CRYSTAL-STRUCTURE OF THE TERNARY COMPLEX OF RIBULOSE-1,5-BISPHOSPHATE CARBOXYLASE, MG(II), AND ACTIVATOR CO2 AT 2.3-A RESOLUTION

The activated ternary complex, enzyme-CO2-Mg(II), of the dimeric ribulose-1,5-bisphosphate carboxylase/oxygenase from Rhodospirillum rubrum can be prepared in the same crystal from that was used for the crystallographic structure determination of the native nonactivated enzyme [Schneider, G., Branden, C.-I., & Lorimer, G. (1986) J. Mol. Biol. 187, 141-143). The three-dimensional structure of the activated enzyme has been determined to a nominal resolution of 2.3 angstrom by protein crystallographic methods. The activator CO2 forms a carbamate with Lys 191, located at the bottom of the funnel-shaped active site. In both subunits, this labile adduct is stabilized by a Mg(II) ion, bound to the carbamate and the side chains of Asp 193 and Glu 194. One solvent molecule was found within the first coordination sphere of the metal ion. The metal-binding site in ribulose-1,5-bisphosphate carboxylase consists thus of at least three protein ligands, all located on loop 2 of the beta-alpha-barrel. One additional metal ligand, the side chain of the conserved Asn 111, was observed close to the Mg(II) ion in the B-subunit. Other structural differences at the active site between the activated and nonactivated enzyme are limited to side-chain positions. Nevertheless, it is obvious that the hydrogen-bonding pattern in the vicinity of the activator site is completely altered.

Data for analysis:
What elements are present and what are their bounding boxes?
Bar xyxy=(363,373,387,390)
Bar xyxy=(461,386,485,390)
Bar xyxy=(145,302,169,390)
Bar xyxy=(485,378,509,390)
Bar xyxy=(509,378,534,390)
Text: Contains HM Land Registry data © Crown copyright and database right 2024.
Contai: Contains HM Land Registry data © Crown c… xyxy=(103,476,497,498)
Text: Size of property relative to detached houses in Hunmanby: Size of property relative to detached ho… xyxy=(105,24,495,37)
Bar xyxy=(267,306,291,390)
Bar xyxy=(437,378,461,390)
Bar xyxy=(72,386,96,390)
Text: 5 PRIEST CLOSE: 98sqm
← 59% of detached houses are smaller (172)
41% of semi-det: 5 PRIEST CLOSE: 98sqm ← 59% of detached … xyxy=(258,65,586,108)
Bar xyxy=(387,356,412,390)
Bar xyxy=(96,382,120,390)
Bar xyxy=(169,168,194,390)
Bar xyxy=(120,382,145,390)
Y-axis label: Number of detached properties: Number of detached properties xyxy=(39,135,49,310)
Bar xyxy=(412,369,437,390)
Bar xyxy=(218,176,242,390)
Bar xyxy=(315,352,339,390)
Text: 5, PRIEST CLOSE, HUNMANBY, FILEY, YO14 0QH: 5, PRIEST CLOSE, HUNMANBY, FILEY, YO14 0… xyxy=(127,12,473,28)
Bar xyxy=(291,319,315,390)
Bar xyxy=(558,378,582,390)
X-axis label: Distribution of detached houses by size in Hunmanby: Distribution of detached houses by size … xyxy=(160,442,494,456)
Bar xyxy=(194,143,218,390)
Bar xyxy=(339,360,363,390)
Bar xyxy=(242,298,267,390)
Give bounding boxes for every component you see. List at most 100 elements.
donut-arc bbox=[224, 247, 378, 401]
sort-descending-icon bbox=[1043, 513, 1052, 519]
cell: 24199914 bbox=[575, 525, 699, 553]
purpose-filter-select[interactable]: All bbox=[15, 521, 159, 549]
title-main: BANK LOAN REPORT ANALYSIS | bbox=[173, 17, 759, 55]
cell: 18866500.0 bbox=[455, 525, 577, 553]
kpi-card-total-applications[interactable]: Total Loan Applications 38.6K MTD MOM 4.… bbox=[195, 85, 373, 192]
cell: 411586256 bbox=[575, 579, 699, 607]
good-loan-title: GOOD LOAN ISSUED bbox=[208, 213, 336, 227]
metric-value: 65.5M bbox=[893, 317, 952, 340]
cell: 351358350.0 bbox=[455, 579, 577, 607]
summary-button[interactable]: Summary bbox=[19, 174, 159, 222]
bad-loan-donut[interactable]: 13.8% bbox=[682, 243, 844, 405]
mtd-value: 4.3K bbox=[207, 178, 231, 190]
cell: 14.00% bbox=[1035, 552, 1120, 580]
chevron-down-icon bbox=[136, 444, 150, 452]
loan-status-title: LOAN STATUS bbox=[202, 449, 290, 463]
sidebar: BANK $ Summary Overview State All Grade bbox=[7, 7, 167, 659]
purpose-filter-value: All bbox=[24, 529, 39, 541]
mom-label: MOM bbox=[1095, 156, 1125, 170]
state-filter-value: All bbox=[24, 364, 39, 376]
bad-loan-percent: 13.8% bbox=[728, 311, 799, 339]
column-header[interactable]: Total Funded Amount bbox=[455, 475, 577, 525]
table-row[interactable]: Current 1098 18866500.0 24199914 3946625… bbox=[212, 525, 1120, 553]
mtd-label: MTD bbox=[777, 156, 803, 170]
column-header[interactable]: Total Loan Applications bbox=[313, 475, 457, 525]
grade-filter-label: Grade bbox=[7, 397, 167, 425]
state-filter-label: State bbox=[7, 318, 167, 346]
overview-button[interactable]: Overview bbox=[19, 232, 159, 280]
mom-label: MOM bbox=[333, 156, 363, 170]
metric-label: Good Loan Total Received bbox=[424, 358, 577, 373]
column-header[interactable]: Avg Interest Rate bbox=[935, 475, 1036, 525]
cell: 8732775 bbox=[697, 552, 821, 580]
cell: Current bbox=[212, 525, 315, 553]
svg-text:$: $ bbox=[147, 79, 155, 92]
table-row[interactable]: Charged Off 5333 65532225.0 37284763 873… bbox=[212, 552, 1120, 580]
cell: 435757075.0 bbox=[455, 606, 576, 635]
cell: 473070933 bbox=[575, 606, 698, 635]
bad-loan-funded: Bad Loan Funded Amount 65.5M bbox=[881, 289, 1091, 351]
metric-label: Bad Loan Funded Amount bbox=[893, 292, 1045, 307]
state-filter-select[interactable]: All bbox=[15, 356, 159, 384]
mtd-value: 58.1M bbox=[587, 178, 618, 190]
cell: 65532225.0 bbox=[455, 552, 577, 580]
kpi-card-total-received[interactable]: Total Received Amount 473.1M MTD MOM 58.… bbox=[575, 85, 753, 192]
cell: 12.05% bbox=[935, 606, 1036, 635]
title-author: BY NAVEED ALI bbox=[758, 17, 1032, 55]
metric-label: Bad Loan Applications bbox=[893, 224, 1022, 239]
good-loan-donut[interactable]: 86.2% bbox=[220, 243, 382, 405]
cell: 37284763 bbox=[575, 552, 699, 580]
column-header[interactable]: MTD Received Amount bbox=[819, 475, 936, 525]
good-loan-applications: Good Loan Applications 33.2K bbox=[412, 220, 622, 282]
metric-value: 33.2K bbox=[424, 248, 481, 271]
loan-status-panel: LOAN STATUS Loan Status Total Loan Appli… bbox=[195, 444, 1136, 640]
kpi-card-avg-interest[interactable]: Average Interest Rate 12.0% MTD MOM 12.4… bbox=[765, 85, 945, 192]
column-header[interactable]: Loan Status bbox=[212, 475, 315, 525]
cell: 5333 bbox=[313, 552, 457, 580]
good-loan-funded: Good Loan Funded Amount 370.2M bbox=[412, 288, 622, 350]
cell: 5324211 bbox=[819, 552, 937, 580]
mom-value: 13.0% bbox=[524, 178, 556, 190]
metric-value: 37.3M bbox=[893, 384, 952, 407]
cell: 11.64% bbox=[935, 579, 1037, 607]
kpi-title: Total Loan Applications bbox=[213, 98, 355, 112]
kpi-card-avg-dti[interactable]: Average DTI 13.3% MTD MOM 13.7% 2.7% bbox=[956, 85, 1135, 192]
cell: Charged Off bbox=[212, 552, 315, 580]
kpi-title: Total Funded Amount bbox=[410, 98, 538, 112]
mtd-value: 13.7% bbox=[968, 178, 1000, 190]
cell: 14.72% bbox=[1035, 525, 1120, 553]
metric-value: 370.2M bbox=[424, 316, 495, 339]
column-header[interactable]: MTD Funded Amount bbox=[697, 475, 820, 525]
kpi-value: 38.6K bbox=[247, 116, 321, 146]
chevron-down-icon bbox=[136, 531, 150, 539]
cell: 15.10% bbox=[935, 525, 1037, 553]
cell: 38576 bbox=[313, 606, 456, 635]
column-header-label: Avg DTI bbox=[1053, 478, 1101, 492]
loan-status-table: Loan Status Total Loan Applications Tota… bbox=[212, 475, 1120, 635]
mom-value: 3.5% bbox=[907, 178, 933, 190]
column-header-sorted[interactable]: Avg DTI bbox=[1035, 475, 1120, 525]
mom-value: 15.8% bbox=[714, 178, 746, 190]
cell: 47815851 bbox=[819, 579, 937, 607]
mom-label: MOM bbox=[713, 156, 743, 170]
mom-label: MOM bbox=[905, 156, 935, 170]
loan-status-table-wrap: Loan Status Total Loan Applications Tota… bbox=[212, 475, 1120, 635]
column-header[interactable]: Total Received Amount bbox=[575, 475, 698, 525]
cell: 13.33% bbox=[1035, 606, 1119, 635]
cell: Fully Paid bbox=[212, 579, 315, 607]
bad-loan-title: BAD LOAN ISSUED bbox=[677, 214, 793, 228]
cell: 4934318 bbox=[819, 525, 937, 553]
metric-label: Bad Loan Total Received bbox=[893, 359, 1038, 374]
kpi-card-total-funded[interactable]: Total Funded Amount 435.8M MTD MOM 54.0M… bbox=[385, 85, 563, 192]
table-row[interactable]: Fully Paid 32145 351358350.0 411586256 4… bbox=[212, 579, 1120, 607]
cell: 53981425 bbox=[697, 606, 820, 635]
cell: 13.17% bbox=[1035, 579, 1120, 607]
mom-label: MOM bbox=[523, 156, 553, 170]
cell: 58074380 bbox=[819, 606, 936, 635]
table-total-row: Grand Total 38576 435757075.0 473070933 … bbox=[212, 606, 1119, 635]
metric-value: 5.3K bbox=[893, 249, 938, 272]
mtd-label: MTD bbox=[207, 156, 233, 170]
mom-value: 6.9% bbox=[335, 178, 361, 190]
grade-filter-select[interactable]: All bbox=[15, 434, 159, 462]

Task details:
Print the entire text on the crystal structure of the ribulose-1,5-bisphosphate carboxylase ternary complex, including its title, with every word and character unchanged.

Output:
CRYSTAL-STRUCTURE OF THE TERNARY COMPLEX OF RIBULOSE-1,5-BISPHOSPHATE CARBOXYLASE, MG(II), AND ACTIVATOR CO2 AT 2.3-A RESOLUTION

The activated ternary complex, enzyme-CO2-Mg(II), of the dimeric ribulose-1,5-bisphosphate carboxylase/oxygenase from Rhodospirillum rubrum can be prepared in the same crystal from that was used for the crystallographic structure determination of the native nonactivated enzyme [Schneider, G., Branden, C.-I., & Lorimer, G. (1986) J. Mol. Biol. 187, 141-143). The three-dimensional structure of the activated enzyme has been determined to a nominal resolution of 2.3 angstrom by protein crystallographic methods. The activator CO2 forms a carbamate with Lys 191, located at the bottom of the funnel-shaped active site. In both subunits, this labile adduct is stabilized by a Mg(II) ion, bound to the carbamate and the side chains of Asp 193 and Glu 194. One solvent molecule was found within the first coordination sphere of the metal ion. The metal-binding site in ribulose-1,5-bisphosphate carboxylase consists thus of at least three protein ligands, all located on loop 2 of the beta-alpha-barrel. One additional metal ligand, the side chain of the conserved Asn 111, was observed close to the Mg(II) ion in the B-subunit. Other structural differences at the active site between the activated and nonactivated enzyme are limited to side-chain positions. Nevertheless, it is obvious that the hydrogen-bonding pattern in the vicinity of the activator site is completely altered.